[START OF Record extracts]
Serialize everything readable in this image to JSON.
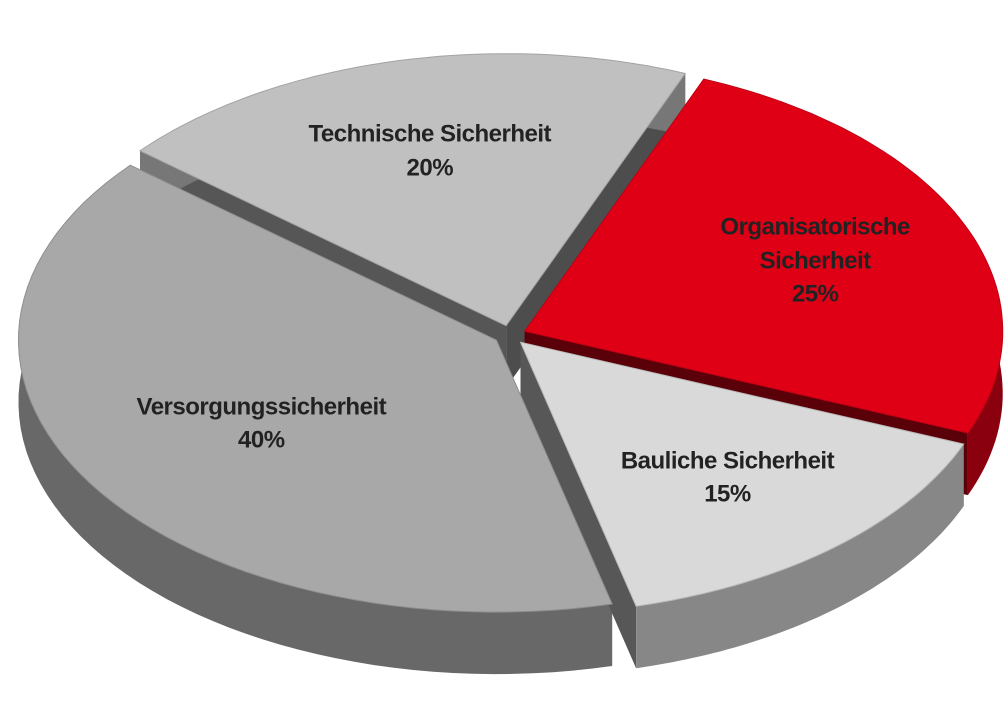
{
  "chart_data": {
    "type": "pie3d",
    "categories": [
      "Technische Sicherheit",
      "Organisatorische Sicherheit",
      "Bauliche Sicherheit",
      "Versorgungssicherheit"
    ],
    "values": [
      20,
      25,
      15,
      40
    ],
    "value_labels": [
      "20%",
      "25%",
      "15%",
      "40%"
    ],
    "colors": [
      "#c0c0c0",
      "#e00016",
      "#d9d9d9",
      "#a8a8a8"
    ]
  }
}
[END OF Record extracts]
Aim: Set every line down exactly as written, leaving each picture out.

Answer in full:
Serialize everything readable in this image to JSON.
{
  "chart_data": {
    "type": "pie3d",
    "categories": [
      "Technische Sicherheit",
      "Organisatorische Sicherheit",
      "Bauliche Sicherheit",
      "Versorgungssicherheit"
    ],
    "values": [
      20,
      25,
      15,
      40
    ],
    "value_labels": [
      "20%",
      "25%",
      "15%",
      "40%"
    ],
    "colors": [
      "#c0c0c0",
      "#e00016",
      "#d9d9d9",
      "#a8a8a8"
    ]
  }
}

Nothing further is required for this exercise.